Records from a data collection:

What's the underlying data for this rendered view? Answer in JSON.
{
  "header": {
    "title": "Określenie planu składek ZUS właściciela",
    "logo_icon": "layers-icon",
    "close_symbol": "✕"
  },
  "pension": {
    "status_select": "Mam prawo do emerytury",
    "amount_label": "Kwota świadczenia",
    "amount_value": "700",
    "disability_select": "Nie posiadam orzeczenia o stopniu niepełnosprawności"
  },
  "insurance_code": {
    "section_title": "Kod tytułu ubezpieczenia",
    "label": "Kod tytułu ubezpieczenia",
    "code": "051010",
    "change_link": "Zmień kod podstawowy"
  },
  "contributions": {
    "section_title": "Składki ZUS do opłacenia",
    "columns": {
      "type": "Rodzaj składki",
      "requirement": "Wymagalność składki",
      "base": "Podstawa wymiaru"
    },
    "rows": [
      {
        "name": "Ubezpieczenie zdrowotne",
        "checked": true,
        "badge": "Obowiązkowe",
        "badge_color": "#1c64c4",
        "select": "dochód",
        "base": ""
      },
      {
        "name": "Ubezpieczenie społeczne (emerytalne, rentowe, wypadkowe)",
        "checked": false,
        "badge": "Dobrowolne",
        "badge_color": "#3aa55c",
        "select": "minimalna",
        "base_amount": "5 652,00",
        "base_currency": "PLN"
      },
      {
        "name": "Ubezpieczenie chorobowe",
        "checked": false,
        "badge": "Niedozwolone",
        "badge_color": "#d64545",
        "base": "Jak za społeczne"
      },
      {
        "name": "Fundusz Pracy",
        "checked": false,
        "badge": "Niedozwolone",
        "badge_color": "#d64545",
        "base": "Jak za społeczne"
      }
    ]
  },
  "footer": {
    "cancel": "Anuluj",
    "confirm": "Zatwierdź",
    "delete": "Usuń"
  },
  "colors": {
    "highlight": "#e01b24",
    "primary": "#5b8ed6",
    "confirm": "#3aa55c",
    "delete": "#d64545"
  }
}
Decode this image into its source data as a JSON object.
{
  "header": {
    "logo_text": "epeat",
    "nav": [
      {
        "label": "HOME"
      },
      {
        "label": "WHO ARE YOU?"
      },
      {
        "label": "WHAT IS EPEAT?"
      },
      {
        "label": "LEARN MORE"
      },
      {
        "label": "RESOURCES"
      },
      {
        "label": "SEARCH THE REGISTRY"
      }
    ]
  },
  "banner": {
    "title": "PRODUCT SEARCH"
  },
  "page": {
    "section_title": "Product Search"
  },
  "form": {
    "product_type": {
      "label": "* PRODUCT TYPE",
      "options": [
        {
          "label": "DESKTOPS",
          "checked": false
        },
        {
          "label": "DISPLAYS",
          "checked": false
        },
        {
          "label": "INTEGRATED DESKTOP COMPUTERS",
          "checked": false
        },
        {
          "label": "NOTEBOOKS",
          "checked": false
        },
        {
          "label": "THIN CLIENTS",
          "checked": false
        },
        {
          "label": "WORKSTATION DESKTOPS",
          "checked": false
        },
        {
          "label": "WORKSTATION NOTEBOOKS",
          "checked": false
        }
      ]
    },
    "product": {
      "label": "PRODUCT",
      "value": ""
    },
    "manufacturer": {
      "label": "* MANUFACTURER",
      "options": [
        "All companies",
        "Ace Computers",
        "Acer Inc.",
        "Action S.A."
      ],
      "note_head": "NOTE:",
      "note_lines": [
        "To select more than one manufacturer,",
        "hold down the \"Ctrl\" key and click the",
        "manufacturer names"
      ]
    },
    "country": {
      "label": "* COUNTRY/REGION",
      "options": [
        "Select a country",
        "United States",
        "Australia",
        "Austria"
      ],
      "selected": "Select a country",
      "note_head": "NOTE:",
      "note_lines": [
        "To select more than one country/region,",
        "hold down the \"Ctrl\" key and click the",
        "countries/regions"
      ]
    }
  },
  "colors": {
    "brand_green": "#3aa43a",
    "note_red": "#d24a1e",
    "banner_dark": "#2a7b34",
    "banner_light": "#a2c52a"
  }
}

=== Your objective ===
Reproduce the data, keeping every line exactly the same.

=== The answer ===
What's the underlying data for this rendered view? Answer in JSON.
{
  "header": {
    "title": "Określenie planu składek ZUS właściciela",
    "logo_icon": "layers-icon",
    "close_symbol": "✕"
  },
  "pension": {
    "status_select": "Mam prawo do emerytury",
    "amount_label": "Kwota świadczenia",
    "amount_value": "700",
    "disability_select": "Nie posiadam orzeczenia o stopniu niepełnosprawności"
  },
  "insurance_code": {
    "section_title": "Kod tytułu ubezpieczenia",
    "label": "Kod tytułu ubezpieczenia",
    "code": "051010",
    "change_link": "Zmień kod podstawowy"
  },
  "contributions": {
    "section_title": "Składki ZUS do opłacenia",
    "columns": {
      "type": "Rodzaj składki",
      "requirement": "Wymagalność składki",
      "base": "Podstawa wymiaru"
    },
    "rows": [
      {
        "name": "Ubezpieczenie zdrowotne",
        "checked": true,
        "badge": "Obowiązkowe",
        "badge_color": "#1c64c4",
        "select": "dochód",
        "base": ""
      },
      {
        "name": "Ubezpieczenie społeczne (emerytalne, rentowe, wypadkowe)",
        "checked": false,
        "badge": "Dobrowolne",
        "badge_color": "#3aa55c",
        "select": "minimalna",
        "base_amount": "5 652,00",
        "base_currency": "PLN"
      },
      {
        "name": "Ubezpieczenie chorobowe",
        "checked": false,
        "badge": "Niedozwolone",
        "badge_color": "#d64545",
        "base": "Jak za społeczne"
      },
      {
        "name": "Fundusz Pracy",
        "checked": false,
        "badge": "Niedozwolone",
        "badge_color": "#d64545",
        "base": "Jak za społeczne"
      }
    ]
  },
  "footer": {
    "cancel": "Anuluj",
    "confirm": "Zatwierdź",
    "delete": "Usuń"
  },
  "colors": {
    "highlight": "#e01b24",
    "primary": "#5b8ed6",
    "confirm": "#3aa55c",
    "delete": "#d64545"
  }
}
Decode this image into its source data as a JSON object.
{
  "header": {
    "logo_text": "epeat",
    "nav": [
      {
        "label": "HOME"
      },
      {
        "label": "WHO ARE YOU?"
      },
      {
        "label": "WHAT IS EPEAT?"
      },
      {
        "label": "LEARN MORE"
      },
      {
        "label": "RESOURCES"
      },
      {
        "label": "SEARCH THE REGISTRY"
      }
    ]
  },
  "banner": {
    "title": "PRODUCT SEARCH"
  },
  "page": {
    "section_title": "Product Search"
  },
  "form": {
    "product_type": {
      "label": "* PRODUCT TYPE",
      "options": [
        {
          "label": "DESKTOPS",
          "checked": false
        },
        {
          "label": "DISPLAYS",
          "checked": false
        },
        {
          "label": "INTEGRATED DESKTOP COMPUTERS",
          "checked": false
        },
        {
          "label": "NOTEBOOKS",
          "checked": false
        },
        {
          "label": "THIN CLIENTS",
          "checked": false
        },
        {
          "label": "WORKSTATION DESKTOPS",
          "checked": false
        },
        {
          "label": "WORKSTATION NOTEBOOKS",
          "checked": false
        }
      ]
    },
    "product": {
      "label": "PRODUCT",
      "value": ""
    },
    "manufacturer": {
      "label": "* MANUFACTURER",
      "options": [
        "All companies",
        "Ace Computers",
        "Acer Inc.",
        "Action S.A."
      ],
      "note_head": "NOTE:",
      "note_lines": [
        "To select more than one manufacturer,",
        "hold down the \"Ctrl\" key and click the",
        "manufacturer names"
      ]
    },
    "country": {
      "label": "* COUNTRY/REGION",
      "options": [
        "Select a country",
        "United States",
        "Australia",
        "Austria"
      ],
      "selected": "Select a country",
      "note_head": "NOTE:",
      "note_lines": [
        "To select more than one country/region,",
        "hold down the \"Ctrl\" key and click the",
        "countries/regions"
      ]
    }
  },
  "colors": {
    "brand_green": "#3aa43a",
    "note_red": "#d24a1e",
    "banner_dark": "#2a7b34",
    "banner_light": "#a2c52a"
  }
}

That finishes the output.